Brano proposto »

>>

Orfeo, un film artigianale e ipnotico tra animazione e poesia visiva. Il mito di Orfeo ed Euridice in un’esperienza sensoriale unica.
Diretto da Virgilio Villoresi e scritto insieme ad Alberto Fornari, Orfeo introduce nel panorama italiano una riflessione complessa sulla sopravvivenza del mito nel cinema.
Presentato in anteprima mondiale alla 82esima Mostra del Cinema di Venezia ‒ tratto dalla prima graphic novel italiana, Poema a fumetti, di Dino Buzzati ‒ il film si configura come un luogo di incontro fra tecniche analogiche, linguaggi animativi e genealogie estetiche.

<<

[Dati di riconoscimento della struttura del documento]
>>

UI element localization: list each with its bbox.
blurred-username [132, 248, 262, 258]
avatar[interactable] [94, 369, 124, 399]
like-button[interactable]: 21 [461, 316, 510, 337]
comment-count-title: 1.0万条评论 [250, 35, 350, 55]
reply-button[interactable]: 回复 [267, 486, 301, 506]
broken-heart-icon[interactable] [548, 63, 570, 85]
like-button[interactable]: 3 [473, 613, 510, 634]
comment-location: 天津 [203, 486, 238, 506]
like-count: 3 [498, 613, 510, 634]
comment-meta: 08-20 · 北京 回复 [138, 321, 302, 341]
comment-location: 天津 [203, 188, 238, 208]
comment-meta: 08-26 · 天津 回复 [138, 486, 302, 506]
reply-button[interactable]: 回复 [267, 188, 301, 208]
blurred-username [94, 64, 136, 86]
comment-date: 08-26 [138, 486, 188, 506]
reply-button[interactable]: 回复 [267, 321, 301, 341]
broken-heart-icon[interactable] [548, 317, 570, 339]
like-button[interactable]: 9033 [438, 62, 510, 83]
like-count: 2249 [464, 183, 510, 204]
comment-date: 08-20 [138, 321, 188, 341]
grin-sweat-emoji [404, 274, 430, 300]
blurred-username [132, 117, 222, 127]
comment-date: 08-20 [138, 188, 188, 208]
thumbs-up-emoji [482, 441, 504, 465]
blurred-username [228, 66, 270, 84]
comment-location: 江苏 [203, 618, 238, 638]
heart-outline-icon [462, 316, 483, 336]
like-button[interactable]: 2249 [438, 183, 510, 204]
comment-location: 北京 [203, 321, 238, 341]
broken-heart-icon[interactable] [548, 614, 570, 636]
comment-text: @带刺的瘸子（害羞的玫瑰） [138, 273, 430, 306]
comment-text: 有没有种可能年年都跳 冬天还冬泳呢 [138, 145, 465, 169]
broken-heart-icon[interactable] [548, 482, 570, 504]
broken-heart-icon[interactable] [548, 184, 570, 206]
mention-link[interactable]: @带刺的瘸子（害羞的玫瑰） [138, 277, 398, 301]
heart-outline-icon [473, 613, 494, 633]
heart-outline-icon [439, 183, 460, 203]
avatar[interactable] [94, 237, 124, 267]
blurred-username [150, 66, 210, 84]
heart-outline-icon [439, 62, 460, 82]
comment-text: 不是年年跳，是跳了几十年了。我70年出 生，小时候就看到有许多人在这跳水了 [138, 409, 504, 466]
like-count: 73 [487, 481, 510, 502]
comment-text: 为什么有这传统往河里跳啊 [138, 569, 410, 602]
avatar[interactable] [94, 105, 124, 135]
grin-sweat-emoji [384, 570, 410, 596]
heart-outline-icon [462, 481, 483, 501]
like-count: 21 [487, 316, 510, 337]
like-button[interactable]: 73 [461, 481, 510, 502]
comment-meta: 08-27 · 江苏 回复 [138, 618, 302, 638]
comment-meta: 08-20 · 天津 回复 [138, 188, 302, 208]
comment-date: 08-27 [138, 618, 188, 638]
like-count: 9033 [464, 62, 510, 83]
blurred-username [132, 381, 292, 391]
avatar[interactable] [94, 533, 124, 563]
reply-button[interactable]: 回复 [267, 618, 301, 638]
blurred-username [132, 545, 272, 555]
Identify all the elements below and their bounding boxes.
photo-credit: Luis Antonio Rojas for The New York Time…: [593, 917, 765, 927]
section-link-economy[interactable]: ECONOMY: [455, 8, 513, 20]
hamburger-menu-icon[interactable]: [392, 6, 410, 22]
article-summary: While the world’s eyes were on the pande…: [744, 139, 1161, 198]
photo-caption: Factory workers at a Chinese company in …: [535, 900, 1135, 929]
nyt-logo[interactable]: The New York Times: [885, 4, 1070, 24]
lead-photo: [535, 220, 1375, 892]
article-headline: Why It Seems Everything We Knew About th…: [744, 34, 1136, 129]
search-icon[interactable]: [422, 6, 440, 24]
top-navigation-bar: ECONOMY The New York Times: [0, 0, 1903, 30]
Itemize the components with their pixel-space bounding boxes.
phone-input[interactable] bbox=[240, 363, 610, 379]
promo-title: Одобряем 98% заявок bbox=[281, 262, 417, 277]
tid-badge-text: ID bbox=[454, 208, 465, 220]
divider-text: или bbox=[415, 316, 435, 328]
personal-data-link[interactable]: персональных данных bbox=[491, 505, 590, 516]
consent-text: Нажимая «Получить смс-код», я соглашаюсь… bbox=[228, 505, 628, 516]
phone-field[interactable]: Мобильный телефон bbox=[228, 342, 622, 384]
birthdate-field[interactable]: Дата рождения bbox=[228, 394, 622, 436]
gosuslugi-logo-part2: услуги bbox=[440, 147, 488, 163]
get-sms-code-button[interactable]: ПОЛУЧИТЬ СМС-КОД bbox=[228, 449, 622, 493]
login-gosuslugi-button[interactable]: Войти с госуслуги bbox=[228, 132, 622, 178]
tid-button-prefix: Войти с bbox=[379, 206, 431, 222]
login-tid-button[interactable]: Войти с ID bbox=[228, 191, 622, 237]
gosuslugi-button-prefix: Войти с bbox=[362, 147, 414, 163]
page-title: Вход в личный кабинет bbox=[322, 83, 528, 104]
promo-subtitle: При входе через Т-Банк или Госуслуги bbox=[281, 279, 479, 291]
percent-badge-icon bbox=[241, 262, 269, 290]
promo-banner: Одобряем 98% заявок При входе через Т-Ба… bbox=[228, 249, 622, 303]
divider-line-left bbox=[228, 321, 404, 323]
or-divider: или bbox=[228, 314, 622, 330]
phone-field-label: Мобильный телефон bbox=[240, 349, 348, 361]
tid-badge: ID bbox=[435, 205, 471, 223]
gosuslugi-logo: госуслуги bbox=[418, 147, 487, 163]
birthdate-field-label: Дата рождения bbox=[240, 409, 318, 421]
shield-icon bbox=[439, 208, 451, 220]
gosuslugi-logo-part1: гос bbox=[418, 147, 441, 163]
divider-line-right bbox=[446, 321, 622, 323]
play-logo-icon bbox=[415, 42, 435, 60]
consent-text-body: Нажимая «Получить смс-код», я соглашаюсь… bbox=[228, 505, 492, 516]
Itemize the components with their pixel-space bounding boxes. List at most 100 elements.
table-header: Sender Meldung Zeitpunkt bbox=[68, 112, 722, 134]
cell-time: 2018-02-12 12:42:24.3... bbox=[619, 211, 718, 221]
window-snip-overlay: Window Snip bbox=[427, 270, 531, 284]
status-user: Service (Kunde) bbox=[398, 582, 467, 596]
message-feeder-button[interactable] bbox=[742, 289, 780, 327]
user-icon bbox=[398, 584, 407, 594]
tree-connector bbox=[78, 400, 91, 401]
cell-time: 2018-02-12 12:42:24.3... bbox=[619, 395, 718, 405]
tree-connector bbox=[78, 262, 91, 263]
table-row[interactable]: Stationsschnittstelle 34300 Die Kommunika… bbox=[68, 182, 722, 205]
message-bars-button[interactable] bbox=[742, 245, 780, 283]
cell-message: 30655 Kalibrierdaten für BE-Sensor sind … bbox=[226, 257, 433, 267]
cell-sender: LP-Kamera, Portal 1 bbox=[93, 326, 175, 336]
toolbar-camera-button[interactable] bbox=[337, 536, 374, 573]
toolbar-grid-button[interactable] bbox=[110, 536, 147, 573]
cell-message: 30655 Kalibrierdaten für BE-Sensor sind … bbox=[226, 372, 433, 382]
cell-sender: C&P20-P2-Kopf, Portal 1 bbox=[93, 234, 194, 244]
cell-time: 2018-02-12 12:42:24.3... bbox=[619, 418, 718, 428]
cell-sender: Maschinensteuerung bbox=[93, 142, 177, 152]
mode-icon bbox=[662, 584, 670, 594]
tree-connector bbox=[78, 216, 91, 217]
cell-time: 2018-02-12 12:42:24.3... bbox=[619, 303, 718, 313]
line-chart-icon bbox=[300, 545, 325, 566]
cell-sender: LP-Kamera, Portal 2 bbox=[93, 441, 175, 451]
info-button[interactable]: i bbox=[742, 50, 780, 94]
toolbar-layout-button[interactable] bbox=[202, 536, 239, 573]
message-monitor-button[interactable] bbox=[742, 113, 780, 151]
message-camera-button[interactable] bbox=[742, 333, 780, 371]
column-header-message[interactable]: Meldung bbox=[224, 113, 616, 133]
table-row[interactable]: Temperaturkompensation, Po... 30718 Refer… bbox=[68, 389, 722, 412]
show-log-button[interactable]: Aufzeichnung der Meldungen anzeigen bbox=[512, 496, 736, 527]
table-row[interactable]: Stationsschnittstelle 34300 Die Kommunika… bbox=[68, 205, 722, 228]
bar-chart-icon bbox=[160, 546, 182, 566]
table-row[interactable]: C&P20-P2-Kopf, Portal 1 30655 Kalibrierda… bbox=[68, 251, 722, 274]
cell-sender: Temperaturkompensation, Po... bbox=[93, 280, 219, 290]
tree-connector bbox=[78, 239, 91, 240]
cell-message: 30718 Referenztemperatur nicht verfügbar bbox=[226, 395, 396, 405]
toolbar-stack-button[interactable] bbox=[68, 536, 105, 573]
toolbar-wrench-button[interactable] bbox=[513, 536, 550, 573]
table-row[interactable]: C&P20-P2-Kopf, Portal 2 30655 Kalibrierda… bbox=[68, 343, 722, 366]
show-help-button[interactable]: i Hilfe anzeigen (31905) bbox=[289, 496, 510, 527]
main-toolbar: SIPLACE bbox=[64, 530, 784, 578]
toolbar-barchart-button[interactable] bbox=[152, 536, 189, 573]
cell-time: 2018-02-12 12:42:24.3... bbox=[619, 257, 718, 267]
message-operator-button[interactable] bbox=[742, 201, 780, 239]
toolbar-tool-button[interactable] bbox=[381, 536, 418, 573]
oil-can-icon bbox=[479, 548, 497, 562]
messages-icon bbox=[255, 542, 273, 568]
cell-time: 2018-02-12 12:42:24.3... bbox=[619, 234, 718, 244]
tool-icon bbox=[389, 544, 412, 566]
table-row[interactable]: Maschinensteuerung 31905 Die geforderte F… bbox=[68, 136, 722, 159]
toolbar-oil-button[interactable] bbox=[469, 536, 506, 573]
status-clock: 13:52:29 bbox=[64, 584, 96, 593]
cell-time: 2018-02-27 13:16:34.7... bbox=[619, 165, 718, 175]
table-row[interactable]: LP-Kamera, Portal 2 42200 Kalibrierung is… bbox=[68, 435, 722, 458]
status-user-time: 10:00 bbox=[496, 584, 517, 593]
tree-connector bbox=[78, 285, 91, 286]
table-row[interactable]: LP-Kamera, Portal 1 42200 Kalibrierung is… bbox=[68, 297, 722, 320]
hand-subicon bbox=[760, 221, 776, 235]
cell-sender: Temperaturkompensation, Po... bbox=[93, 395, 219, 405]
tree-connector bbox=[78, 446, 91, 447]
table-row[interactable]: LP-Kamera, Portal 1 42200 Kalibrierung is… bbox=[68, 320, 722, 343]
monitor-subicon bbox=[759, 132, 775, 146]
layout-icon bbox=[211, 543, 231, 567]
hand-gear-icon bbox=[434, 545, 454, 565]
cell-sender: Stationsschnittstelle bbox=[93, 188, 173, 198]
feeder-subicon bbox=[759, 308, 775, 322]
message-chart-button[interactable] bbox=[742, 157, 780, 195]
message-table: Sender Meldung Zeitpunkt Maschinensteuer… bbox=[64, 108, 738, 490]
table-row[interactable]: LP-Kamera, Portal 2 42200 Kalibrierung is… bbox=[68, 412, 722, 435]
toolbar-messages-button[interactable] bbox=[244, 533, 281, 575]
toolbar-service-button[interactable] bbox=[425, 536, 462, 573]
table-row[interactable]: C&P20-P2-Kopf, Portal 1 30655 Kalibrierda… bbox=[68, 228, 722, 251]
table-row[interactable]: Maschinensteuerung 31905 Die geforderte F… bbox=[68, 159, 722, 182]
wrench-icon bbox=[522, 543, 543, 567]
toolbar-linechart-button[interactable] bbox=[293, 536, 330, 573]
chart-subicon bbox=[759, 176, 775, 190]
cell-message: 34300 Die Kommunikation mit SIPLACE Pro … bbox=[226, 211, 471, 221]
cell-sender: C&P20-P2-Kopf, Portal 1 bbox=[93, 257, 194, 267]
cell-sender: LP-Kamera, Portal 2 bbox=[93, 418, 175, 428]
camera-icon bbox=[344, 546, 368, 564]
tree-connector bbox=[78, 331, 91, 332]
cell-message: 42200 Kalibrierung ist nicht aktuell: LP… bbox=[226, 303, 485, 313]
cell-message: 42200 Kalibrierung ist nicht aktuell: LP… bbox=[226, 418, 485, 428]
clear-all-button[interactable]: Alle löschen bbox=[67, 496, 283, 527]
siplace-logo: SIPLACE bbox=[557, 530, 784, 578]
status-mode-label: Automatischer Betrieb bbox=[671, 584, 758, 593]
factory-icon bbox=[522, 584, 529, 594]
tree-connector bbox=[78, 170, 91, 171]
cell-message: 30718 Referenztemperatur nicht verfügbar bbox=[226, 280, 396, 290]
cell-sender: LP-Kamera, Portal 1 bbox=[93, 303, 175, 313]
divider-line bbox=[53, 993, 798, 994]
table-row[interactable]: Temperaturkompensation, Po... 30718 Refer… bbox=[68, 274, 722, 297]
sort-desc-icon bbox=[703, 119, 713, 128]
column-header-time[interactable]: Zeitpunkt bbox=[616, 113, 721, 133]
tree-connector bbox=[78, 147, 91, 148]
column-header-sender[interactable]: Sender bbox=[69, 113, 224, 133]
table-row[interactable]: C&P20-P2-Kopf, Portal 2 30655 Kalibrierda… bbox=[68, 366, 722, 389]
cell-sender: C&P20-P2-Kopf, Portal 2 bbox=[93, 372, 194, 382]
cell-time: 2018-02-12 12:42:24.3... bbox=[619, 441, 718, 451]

<<

Compiti da svolgere »
[1] Stabilisci se ciascuna delle seguenti affermazioni concorda con il brano proposto, rispondendo sì o no e riportando tra virgolette le parole decisive del brano.
(a) Il film Orfeo è diretto da Virgilio Villoresi.
(b) Il film è stato presentato in anteprima mondiale al Festival di Cannes.
(c) Il film è tratto da un romanzo di Dino Buzzati.
[2] Secondo il brano proposto, insieme a chi Virgilio Villoresi ha scritto Orfeo?

Soluzioni »
[1]
(a) Sì: "Diretto da Virgilio Villoresi".
(b) No: "Presentato in anteprima mondiale alla 82esima Mostra del Cinema di Venezia".
(c) No: "tratto dalla prima graphic novel italiana, Poema a fumetti, di Dino Buzzati".

[2] Insieme ad Alberto Fornari.